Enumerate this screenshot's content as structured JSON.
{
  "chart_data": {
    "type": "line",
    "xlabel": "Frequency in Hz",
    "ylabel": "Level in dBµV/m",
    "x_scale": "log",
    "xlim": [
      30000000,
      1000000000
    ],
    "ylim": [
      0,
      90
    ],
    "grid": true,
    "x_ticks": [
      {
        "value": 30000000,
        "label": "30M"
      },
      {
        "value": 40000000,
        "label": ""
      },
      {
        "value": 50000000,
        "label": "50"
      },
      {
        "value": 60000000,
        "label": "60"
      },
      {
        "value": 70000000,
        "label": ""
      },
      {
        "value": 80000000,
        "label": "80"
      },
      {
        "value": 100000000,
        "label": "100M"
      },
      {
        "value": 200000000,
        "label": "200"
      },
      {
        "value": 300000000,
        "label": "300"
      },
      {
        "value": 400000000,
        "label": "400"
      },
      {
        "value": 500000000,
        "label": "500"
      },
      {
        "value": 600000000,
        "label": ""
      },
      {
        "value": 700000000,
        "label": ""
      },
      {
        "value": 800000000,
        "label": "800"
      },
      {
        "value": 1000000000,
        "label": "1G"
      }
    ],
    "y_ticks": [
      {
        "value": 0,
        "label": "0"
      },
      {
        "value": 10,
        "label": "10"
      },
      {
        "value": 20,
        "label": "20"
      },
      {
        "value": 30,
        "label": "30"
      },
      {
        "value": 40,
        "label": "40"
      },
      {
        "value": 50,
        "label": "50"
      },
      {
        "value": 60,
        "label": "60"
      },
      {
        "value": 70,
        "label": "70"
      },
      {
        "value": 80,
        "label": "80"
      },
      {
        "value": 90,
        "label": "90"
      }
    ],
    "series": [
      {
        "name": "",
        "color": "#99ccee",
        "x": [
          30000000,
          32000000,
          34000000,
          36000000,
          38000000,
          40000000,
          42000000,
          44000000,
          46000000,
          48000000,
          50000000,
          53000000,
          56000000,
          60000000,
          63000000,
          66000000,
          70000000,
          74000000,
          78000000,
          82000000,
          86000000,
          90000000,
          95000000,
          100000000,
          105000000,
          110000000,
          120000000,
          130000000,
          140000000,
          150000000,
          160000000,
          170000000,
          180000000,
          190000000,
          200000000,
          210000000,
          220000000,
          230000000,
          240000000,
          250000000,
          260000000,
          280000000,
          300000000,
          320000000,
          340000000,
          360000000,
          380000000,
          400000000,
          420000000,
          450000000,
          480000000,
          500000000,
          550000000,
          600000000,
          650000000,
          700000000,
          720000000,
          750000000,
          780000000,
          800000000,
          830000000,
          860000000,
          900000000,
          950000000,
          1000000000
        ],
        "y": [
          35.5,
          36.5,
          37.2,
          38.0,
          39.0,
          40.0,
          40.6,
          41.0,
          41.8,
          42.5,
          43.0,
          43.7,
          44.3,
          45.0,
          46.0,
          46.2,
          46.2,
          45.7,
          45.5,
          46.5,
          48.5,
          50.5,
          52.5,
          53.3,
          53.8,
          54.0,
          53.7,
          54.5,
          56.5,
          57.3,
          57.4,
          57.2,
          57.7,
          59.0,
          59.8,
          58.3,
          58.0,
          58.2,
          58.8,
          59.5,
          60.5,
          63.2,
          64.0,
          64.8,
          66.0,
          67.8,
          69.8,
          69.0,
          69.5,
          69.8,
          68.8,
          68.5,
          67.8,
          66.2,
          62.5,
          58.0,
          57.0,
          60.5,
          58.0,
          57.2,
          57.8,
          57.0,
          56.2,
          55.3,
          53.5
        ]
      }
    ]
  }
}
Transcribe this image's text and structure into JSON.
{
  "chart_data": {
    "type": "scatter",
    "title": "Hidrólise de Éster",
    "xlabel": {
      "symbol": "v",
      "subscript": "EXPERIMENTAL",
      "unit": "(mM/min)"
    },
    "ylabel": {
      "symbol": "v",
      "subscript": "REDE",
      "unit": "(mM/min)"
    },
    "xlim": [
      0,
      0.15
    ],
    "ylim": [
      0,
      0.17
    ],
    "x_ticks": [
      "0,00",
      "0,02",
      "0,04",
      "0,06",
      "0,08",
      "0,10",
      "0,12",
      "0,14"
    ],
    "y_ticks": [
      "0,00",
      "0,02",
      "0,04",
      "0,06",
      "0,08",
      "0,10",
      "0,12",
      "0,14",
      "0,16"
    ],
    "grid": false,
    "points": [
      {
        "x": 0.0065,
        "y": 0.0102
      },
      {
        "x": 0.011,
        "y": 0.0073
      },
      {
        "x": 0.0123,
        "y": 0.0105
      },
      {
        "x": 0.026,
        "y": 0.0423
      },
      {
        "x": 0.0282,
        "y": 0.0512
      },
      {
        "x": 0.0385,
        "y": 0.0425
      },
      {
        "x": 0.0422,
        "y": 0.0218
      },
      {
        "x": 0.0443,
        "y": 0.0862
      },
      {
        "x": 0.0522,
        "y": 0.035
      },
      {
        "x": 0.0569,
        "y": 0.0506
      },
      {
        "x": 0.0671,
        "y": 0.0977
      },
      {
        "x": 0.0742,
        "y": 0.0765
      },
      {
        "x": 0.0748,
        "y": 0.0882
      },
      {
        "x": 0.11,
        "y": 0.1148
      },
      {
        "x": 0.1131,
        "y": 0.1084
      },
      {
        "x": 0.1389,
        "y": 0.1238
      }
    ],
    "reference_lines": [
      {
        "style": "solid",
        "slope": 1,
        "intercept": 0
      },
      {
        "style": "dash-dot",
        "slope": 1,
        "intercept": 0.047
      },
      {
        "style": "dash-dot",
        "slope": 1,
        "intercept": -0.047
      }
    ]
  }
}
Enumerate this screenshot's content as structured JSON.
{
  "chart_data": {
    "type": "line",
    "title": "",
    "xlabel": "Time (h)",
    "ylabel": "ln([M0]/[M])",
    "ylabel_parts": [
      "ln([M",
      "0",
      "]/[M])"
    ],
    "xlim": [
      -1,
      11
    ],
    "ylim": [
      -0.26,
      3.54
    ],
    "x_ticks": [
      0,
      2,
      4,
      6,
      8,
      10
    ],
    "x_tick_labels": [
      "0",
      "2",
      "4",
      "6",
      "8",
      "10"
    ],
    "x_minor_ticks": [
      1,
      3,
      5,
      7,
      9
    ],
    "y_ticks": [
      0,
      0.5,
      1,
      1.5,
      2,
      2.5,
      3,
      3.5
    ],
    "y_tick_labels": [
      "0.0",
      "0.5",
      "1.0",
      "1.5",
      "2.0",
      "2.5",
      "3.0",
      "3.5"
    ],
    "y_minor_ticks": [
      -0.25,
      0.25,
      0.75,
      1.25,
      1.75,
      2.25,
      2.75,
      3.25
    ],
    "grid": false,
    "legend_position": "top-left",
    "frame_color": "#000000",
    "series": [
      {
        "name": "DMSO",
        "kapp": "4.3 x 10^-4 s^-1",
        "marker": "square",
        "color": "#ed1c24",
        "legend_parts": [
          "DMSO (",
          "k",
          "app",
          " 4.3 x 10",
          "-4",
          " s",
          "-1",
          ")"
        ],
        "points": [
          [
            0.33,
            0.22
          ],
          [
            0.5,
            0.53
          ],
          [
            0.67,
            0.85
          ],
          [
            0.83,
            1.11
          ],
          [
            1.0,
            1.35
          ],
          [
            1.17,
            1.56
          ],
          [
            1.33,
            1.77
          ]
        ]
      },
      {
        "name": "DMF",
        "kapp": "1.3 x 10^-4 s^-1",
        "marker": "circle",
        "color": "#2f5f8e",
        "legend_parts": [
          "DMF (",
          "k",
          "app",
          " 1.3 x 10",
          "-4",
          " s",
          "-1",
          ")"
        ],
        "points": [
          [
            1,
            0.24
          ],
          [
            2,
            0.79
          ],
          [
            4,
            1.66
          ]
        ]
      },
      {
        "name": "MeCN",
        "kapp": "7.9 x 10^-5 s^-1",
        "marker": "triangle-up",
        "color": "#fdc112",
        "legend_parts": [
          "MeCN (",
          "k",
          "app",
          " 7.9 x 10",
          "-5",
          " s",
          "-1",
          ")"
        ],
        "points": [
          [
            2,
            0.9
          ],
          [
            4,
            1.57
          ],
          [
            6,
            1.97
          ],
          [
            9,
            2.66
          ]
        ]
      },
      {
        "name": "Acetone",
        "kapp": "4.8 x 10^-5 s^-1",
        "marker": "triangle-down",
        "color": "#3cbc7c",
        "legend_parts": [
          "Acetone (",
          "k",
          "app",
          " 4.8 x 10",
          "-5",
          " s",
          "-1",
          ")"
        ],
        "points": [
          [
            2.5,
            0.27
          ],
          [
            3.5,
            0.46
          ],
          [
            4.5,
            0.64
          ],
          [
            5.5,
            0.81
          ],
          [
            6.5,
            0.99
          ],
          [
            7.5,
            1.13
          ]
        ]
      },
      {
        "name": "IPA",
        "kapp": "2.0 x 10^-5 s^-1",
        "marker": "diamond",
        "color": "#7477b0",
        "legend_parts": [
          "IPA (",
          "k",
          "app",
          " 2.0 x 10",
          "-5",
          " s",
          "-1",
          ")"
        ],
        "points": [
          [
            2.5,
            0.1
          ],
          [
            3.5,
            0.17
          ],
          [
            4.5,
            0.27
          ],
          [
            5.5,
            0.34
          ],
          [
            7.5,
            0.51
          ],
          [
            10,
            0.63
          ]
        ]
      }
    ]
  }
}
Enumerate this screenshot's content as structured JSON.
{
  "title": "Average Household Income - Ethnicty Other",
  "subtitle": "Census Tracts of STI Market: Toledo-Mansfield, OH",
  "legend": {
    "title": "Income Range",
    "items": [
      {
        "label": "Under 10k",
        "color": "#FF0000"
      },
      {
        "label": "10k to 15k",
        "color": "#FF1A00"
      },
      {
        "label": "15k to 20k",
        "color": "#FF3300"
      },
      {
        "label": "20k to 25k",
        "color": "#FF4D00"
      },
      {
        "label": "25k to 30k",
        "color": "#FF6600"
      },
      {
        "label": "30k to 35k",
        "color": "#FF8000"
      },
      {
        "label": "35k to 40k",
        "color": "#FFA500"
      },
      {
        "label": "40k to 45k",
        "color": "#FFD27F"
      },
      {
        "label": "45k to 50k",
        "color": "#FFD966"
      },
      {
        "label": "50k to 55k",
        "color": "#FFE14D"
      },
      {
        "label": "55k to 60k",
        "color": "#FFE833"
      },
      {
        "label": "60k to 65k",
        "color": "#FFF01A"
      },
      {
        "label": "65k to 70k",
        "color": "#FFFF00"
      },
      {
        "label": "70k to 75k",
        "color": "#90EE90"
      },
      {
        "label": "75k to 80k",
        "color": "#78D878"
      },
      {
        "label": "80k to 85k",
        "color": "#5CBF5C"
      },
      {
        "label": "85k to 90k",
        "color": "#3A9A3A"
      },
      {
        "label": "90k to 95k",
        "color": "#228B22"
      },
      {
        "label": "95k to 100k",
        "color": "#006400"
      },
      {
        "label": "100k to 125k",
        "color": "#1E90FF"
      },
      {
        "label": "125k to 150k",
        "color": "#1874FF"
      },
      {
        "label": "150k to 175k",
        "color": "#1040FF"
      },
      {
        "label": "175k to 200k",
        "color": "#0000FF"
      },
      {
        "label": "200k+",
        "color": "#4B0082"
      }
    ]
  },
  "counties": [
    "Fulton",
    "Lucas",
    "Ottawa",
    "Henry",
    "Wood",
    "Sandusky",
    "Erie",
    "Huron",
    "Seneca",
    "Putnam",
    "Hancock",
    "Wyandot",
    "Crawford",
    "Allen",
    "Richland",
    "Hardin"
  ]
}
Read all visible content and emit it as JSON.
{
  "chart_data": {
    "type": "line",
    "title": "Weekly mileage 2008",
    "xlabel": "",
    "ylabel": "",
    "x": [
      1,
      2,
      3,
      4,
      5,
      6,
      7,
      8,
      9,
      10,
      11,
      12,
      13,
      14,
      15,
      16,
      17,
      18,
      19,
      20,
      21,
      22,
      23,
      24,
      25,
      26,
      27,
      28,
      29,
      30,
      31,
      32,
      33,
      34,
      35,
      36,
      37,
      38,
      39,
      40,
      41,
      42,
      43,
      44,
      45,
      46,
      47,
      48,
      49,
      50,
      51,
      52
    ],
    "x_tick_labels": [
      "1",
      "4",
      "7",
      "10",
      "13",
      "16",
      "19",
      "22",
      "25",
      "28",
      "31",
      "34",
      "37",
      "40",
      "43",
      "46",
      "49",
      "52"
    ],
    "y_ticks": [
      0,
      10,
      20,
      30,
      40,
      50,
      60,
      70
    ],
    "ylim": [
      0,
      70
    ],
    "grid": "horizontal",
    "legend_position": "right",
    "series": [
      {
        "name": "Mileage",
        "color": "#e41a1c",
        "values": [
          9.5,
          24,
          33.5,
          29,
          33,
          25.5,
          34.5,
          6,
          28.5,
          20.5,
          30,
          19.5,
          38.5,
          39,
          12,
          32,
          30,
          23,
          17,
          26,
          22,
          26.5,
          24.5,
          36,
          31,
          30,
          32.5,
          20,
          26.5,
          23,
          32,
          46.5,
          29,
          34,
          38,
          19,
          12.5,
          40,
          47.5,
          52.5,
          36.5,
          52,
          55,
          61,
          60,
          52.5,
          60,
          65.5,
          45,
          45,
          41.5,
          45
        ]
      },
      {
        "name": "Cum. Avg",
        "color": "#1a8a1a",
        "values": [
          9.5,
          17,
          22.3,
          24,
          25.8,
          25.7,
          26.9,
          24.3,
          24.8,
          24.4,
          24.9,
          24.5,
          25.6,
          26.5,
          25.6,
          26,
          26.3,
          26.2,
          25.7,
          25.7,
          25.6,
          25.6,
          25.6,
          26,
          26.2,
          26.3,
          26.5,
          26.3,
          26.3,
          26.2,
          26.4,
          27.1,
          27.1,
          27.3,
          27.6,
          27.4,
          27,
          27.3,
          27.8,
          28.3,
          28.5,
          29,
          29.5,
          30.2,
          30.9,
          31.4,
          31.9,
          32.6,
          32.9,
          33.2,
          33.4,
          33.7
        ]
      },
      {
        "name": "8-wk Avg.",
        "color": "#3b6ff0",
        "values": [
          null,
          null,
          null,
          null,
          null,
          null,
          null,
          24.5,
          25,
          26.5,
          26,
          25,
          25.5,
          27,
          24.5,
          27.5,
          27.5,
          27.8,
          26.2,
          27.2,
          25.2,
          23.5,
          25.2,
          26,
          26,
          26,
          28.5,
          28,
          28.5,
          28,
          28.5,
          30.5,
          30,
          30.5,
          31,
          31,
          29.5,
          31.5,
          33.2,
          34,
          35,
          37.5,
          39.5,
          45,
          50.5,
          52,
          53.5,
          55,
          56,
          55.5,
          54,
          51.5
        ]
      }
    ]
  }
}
+ + + + + + +
What you will do. Locate all lines in the listing above with the word "name". Copy them.

Expected answer.
        "name": "",
        "name": "DMSO",
        "name": "DMF",
        "name": "MeCN",
        "name": "Acetone",
        "name": "IPA",
        "name": "Mileage",
        "name": "Cum. Avg",
        "name": "8-wk Avg.",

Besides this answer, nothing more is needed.